• _TASKS FOR THIS EXERCISE_
**1.** In the panel discussion on raising children to speak Chinese, what price does Emma give for the online classes her family found?
**2.** Pick up the panel discussion on raising children to speak Chinese after its final sentence and write what comes next, in the same style.

• _SELECTED PASSAGE_
%%

EMMA: When I looked around at tuition and enrichment centers in Singapore, it stressed me out a lot. I  know all of them are different. But the number of stories I heard about kids being unhappy—they start at 3 and by the time they are 5, they really hate Chinese.

I didn’t want to find a center that’s going to do that to my child. They are joyfully learning the language, and I didn’t want to stress about sending them for all these classes. It takes a lot of time and money, and for what?

I don’t think tuition is the be-all and end-all and there are other ways to get exposure to the language. 

We found some great online Chinese classes that cost like US$7 for half an hour and are highly interactive. These made sense for us to try and fit it into our schedule. one-on-one talking to a native speaker in China, rather than going and spending an hour and a half with 15 other kids and stressing the whole family out traveling back and forth.

We do like going outdoors and you will find us going to beaches and spending three four hours building sandcastles, and you will come across many families speaking Chinese, and the kids will just build sandcastles together.

You just pick it up naturally rather than forcing it. Happy mom, happy kids!

CLAUDIA: Parents get shamed when they ask for help, like over sending kids to tuition. It’s important to not shame yourself or let others shame you for getting help. You do what’s best for your child.

When you’re a working mom, there are a lot of resources online. Try to maximize the time you spend in Chinese, like play Chinese songs.

I also try to make an effort to get to know Chinese-speaking moms. So when the kids see me speaking in Chinese, they are like, “we can use Chinese to make friends”.

If it’s a possibility, play dates are the way to go for spending the weekend.

QUESTION 5:
When should we start focusing on reading and writing? What’s the sequence?

Key takeaways on sequencing learning:

  • Start with speaking, and then reading and writing
  • Don’t be in a hurry to get kids to read and write. They may need to listen and get exposure first in a naturalistic setting.

Responding to an audience question about using Lele Chinese and Sage Books for young children: 

EMMA: Lele and Sage are great resources that help with literacy. 

I think the spoken language needs to come first before you start getting them to write.

Chinese characters are quite hard to write. If you send them to a center that promises to teach them,at 3 years old, reading and writing and speaking all in one, I just feel that’s not natural. It’s hard to get them to write a character when they can barely hold a pen. They are better off drawing a picture. My 4 year-old loves to watch Uncle Colin draw the Chinese idioms on Dim Sum Warriors and she just sits and watches that. That, to me, is better than to do other less natural ways.

QUESTION 6:
Can you teach the kids to be bilingual or multilingual at the same time? Is it a problem if they mix the languages?

Key takeaways on mixing languages:

  • We won’t be equally proficient in all our languages.
  • But we can use the stronger language to learn the target languages through translanguaging.
  • Mixing is actually positive, because the user is beginning to incorporate new knowledge into existing knowledge.
  • Don’t stress too much about mixing. Most kids know when to mix and when not to mix. Focus on communication, not purity of language use.

CLAUDIA: I know parents are very ambitious to raise their kids to be “equal bilinguals”.

I can tell you that although I am able to speak four languages, English is still the easiest for me. So I use English to help myself learn Japanese, I use English to help myself learn Chinese.

I do feel that the goal is not to raise kids who have the exact same level of proficiency in the four languages, but they can use one language to support learning in the other languages. I think that’s a more realistic goal.

%%

• _LISTED ENTRIES_
%%

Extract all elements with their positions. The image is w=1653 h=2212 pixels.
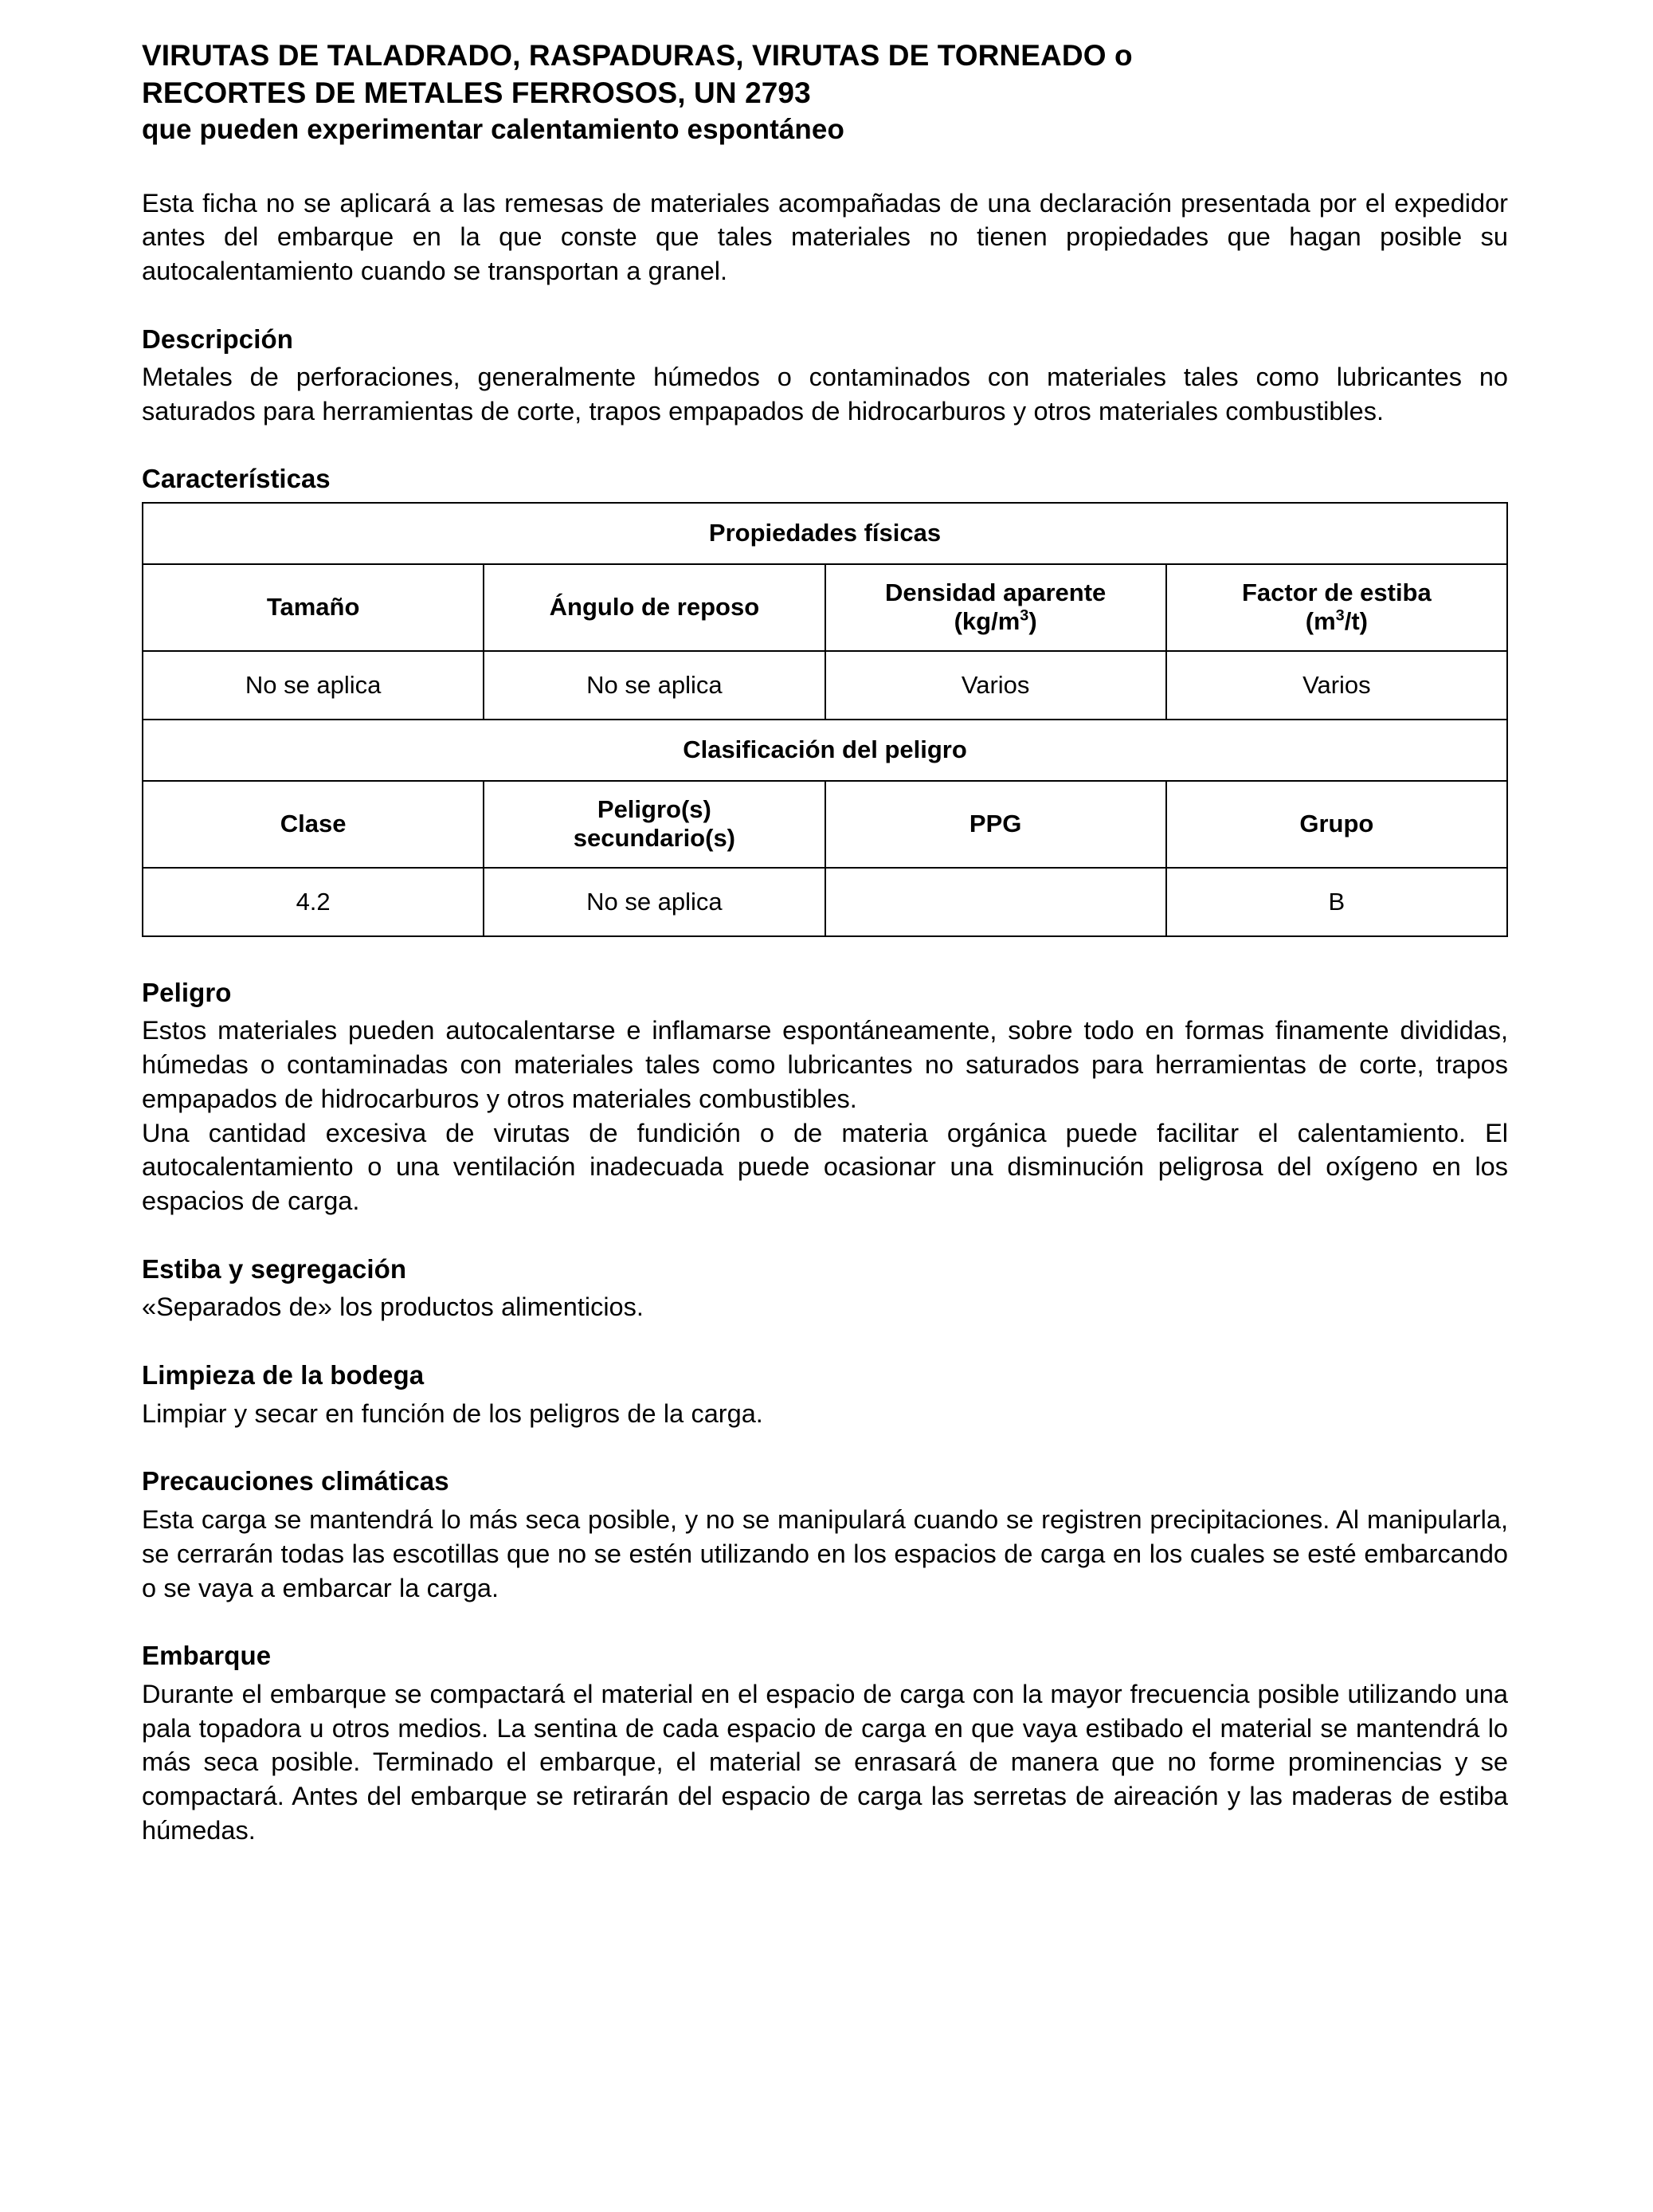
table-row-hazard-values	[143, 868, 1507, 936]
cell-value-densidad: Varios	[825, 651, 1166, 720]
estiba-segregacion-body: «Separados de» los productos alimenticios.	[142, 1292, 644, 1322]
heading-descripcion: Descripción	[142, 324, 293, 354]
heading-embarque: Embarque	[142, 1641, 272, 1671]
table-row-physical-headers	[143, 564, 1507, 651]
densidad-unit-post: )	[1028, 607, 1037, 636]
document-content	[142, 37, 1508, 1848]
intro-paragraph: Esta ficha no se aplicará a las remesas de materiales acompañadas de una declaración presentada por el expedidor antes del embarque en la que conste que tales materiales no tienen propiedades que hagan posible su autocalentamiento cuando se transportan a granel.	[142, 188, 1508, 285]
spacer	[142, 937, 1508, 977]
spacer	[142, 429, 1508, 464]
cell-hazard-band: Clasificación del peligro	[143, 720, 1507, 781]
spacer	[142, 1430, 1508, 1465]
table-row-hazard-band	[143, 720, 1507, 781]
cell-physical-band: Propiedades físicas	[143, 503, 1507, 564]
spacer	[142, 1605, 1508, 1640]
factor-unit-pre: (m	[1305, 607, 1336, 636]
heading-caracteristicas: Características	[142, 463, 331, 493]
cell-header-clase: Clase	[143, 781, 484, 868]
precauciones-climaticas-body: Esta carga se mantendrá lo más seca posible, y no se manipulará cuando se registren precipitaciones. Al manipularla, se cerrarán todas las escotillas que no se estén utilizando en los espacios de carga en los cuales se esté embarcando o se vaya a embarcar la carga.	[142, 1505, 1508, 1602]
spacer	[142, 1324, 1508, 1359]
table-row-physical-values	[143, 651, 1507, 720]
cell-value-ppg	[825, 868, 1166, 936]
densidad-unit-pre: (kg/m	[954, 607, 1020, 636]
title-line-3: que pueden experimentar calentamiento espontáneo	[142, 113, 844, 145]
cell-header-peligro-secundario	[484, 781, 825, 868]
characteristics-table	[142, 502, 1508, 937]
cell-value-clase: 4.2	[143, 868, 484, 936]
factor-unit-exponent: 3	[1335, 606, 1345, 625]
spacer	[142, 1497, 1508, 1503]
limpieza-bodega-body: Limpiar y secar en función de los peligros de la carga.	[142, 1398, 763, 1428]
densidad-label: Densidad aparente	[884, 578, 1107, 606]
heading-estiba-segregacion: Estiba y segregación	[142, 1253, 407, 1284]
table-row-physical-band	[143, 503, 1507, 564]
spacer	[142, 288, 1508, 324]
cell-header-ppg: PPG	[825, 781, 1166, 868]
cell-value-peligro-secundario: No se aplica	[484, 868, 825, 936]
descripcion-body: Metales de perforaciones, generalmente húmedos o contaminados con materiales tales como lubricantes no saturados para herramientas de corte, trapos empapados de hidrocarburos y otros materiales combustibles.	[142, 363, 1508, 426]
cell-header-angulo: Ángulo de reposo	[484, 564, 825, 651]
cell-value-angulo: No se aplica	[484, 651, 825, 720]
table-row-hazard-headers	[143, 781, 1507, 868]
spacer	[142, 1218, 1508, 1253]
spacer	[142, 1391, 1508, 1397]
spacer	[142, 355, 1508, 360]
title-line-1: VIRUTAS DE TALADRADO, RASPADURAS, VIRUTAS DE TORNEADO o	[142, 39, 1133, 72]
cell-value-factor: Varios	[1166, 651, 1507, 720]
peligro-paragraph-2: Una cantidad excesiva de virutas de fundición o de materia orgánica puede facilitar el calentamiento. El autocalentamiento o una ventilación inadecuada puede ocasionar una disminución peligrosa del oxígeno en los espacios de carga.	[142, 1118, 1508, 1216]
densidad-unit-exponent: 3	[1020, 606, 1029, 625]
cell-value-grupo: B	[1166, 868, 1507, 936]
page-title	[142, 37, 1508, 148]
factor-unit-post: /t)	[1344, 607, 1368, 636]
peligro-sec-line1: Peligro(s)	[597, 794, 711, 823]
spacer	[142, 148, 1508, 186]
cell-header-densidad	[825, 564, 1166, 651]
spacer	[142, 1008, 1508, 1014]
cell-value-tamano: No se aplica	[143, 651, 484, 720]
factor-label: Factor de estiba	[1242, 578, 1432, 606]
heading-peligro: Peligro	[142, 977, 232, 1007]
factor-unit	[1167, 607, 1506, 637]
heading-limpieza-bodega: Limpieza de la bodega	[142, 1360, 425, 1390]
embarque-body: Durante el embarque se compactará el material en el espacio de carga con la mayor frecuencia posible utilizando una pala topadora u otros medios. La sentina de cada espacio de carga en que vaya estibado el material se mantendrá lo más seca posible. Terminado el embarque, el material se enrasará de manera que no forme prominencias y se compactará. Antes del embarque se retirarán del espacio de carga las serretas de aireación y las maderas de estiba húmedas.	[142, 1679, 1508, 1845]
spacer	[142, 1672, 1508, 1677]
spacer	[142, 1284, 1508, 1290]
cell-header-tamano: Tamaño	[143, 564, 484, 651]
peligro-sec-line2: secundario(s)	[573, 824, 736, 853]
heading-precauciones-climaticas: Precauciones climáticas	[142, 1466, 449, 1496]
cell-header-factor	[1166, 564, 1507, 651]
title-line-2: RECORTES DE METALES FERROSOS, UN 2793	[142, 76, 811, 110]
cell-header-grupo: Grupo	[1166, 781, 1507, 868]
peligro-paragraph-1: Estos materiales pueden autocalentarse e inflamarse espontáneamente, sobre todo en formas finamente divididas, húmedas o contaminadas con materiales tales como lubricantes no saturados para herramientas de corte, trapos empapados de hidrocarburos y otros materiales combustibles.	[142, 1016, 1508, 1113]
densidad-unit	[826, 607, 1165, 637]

%%

• _ANSWERS PROVIDED_
**1.** About US$7 for half an hour.

**2.**
So if a child wants to convey something first in English, I always encourage them to say it first in English, and then the second time in the weaker language.

I think this may be an unpopular opinion, to use Translanguaging, but I strongly encourage parents to make use of the child’s stronger language to help them learn the subsequent languages.

If they can’t understand a word in Chinese, instead of trying to say a whole paragraph or trying to explain the concept in Chinese, just use the English term and then explain further.

I wouldn’t stress too much about whether they are mixing English when they are speaking Mandarin to you, like my kids speak to me in broken Cantonese and I’m really proud of them because I think that I’ve tried my best, and they understand what I’m saying and they can go from there. When they are in Hong Kong, when I’m visiting my relatives, when the situation calls for them to speak only in Cantonese, I trust that they will try to articulate it in that language.

Maybe don’t stress too much about whether they are replying to you in Chinese or English, because they know you understand two languages and they will always try to find the easier way.

But when they are with the other children who are only Mandarin speaking, they will try to cope. I look at it in a positive light.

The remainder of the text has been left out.